• **WHAT IS BEING ASKED**
Copy out each line of the material in which the word "this" appears.

• **RECORD SET**
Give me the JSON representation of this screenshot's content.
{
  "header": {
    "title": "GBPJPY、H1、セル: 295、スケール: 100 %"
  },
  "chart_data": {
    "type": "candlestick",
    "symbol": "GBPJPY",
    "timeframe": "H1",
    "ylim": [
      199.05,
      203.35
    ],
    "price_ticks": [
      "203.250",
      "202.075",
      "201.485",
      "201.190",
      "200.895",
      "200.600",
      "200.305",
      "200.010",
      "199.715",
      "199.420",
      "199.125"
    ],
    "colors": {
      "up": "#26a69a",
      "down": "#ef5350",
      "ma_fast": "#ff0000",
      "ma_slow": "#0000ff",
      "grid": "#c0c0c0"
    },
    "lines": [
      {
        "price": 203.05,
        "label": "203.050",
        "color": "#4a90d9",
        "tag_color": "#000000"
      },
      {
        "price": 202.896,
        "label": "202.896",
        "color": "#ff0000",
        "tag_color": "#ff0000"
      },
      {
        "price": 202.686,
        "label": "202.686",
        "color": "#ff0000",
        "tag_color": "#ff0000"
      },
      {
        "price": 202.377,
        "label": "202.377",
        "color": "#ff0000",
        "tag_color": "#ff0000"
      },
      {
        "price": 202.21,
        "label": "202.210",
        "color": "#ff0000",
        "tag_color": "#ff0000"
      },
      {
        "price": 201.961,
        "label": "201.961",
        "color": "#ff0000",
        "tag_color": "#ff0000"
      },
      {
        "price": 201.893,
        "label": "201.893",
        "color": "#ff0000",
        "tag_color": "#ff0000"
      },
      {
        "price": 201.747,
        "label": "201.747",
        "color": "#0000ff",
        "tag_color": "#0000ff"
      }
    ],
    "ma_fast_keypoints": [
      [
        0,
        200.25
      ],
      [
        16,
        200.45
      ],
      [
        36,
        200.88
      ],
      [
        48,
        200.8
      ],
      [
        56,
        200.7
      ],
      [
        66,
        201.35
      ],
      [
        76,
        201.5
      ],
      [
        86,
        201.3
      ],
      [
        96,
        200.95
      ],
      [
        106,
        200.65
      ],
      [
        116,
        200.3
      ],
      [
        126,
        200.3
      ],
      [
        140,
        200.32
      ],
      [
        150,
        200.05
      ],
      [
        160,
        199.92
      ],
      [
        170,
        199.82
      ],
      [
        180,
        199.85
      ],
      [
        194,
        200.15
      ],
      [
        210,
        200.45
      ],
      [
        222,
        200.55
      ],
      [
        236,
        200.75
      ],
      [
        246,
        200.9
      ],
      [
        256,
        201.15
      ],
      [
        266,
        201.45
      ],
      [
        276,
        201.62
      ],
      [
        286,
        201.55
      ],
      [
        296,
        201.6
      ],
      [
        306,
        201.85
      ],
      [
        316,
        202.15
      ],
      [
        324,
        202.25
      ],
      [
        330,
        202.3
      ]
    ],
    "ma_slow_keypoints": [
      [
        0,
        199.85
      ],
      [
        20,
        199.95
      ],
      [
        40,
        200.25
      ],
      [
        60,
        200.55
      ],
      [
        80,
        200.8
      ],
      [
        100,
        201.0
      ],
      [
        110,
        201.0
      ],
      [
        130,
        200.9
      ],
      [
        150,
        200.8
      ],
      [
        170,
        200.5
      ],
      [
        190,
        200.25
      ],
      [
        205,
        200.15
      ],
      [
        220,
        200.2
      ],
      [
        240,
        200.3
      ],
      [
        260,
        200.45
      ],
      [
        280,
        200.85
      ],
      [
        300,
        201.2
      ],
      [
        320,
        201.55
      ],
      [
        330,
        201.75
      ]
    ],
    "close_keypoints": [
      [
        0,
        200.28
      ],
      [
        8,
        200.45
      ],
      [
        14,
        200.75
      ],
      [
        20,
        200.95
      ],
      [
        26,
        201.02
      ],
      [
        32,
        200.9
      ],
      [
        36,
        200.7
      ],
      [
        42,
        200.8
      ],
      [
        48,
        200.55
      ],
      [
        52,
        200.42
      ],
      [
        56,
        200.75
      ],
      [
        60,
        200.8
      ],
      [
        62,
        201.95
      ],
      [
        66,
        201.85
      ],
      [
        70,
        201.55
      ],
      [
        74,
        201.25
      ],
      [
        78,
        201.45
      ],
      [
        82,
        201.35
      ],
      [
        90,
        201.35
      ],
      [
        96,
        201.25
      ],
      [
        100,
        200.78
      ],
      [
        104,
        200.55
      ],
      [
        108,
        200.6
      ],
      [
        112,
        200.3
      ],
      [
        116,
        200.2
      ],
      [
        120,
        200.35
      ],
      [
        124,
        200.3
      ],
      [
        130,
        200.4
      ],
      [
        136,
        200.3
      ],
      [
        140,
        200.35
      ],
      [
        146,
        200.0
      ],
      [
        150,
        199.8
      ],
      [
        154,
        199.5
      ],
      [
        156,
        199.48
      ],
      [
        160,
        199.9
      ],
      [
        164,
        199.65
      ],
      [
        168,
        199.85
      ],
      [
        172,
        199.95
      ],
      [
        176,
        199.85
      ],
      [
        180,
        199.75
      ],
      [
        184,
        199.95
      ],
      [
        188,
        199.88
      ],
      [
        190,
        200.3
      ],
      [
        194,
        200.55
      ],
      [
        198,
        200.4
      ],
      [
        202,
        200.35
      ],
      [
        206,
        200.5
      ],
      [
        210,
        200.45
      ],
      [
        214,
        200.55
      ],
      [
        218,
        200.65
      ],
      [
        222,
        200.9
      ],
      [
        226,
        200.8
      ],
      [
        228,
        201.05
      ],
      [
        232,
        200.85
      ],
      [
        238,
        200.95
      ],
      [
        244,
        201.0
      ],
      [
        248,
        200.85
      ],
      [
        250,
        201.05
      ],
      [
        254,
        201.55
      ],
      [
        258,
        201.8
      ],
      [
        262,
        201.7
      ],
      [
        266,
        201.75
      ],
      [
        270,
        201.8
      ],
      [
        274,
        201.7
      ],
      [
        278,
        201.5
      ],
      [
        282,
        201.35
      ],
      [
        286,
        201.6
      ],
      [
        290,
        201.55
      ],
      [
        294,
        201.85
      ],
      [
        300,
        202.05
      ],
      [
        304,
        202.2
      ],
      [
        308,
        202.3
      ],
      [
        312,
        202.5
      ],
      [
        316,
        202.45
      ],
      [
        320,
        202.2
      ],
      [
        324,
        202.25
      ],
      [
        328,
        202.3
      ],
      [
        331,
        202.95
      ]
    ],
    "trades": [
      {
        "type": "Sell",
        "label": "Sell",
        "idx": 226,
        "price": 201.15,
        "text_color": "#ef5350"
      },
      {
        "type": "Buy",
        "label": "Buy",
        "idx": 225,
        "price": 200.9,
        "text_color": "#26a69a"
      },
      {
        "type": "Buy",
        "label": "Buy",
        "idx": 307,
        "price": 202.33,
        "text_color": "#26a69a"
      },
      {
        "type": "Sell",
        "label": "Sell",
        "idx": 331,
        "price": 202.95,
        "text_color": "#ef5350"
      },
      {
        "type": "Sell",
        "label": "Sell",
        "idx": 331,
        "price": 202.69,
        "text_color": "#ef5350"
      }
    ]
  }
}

==

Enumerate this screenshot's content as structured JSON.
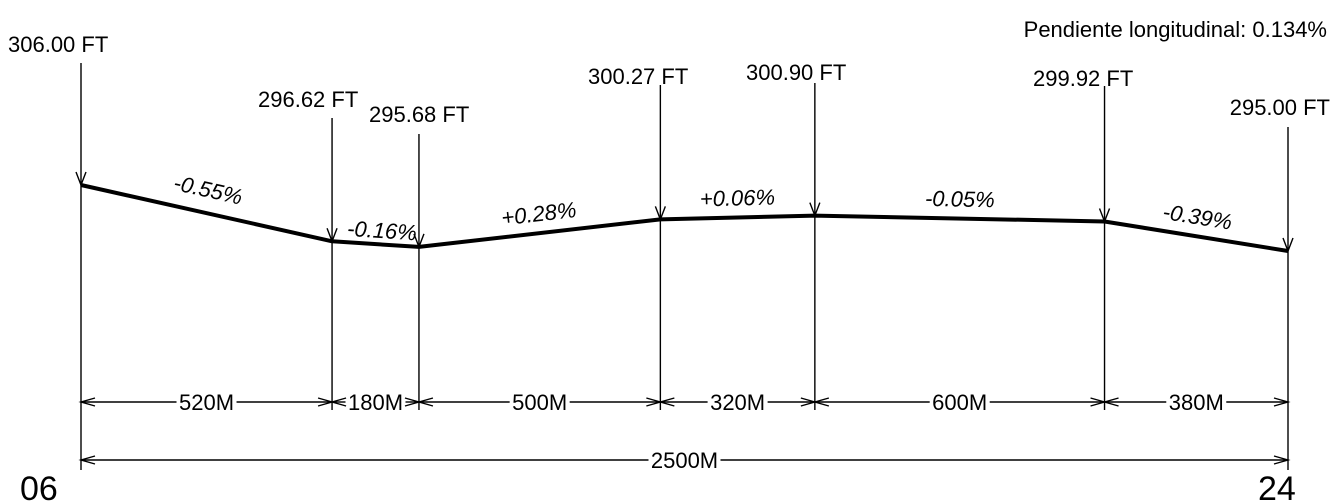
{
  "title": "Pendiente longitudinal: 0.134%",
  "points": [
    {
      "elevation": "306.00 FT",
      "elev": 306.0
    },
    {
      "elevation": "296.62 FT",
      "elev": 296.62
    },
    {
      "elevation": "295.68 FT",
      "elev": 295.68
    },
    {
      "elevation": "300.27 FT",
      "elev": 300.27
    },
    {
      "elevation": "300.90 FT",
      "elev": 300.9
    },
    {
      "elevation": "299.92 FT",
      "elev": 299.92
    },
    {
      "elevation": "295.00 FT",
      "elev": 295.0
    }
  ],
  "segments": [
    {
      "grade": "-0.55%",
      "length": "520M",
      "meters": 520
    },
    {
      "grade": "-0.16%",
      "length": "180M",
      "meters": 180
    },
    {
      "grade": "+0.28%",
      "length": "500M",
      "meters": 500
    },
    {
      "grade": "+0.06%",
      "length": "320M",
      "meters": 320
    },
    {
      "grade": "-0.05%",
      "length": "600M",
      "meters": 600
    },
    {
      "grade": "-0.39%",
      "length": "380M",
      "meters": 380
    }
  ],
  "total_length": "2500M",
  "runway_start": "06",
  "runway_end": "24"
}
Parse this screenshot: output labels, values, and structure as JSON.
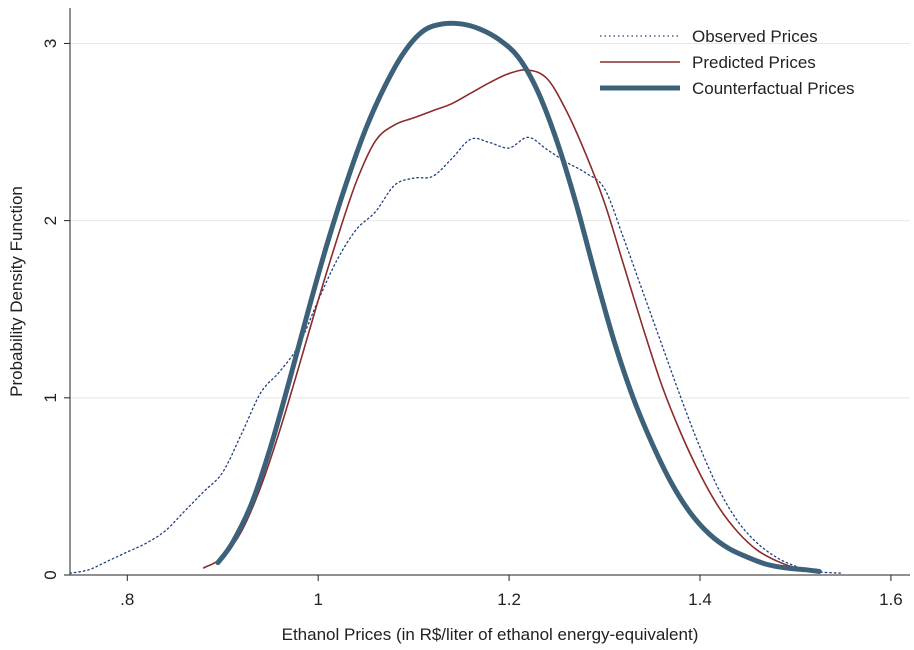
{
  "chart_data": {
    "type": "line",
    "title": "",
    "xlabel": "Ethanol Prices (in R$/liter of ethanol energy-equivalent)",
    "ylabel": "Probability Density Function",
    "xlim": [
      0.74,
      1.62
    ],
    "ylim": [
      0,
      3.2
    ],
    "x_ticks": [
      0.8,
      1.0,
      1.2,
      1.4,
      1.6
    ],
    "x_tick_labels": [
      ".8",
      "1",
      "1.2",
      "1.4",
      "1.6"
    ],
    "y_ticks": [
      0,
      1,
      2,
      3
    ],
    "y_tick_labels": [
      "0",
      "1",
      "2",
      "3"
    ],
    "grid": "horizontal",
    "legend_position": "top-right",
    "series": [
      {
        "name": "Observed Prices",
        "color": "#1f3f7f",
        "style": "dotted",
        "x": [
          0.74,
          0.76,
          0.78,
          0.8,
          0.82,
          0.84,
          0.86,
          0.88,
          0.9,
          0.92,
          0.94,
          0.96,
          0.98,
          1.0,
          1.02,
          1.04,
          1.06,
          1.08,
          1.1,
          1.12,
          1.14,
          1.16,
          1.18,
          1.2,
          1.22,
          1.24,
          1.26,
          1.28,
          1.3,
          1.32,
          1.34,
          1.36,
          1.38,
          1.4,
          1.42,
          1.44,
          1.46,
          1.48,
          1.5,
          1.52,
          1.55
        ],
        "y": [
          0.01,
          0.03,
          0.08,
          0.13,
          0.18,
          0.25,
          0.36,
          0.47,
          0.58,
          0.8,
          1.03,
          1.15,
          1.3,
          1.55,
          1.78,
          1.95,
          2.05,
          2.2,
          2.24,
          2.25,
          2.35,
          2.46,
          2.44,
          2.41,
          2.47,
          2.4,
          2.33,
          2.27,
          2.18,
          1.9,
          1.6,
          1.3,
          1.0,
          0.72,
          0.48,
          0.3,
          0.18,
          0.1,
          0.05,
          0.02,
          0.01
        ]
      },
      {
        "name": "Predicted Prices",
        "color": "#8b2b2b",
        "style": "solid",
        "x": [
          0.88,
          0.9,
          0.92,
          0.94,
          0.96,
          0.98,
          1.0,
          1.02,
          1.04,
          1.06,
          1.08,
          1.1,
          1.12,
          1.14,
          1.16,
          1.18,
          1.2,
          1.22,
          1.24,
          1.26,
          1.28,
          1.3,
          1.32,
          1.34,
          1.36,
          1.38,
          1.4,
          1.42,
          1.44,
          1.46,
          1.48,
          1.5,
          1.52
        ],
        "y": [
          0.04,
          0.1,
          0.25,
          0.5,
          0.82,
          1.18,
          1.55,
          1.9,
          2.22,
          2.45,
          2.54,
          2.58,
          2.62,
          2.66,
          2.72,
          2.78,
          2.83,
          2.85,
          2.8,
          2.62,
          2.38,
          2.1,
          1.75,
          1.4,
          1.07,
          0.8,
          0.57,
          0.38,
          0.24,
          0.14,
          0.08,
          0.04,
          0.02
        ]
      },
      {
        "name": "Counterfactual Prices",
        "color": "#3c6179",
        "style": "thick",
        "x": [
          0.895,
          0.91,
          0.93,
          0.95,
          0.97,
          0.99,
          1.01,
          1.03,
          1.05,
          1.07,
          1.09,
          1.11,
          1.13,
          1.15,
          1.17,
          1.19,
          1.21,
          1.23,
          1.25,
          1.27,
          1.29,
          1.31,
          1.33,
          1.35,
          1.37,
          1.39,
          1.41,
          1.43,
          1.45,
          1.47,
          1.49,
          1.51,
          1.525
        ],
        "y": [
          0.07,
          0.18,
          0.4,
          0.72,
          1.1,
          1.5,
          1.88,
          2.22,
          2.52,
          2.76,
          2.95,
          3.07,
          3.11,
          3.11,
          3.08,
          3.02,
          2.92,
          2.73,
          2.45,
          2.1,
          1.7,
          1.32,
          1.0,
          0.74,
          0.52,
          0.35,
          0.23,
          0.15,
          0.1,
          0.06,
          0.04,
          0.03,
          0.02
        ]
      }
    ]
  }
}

• **CORRECT OUTPUT**
Give me the JSON representation of this screenshot's content.
Enumerate this screenshot's content as structured JSON.
Parse this screenshot: output labels, values, and structure as JSON.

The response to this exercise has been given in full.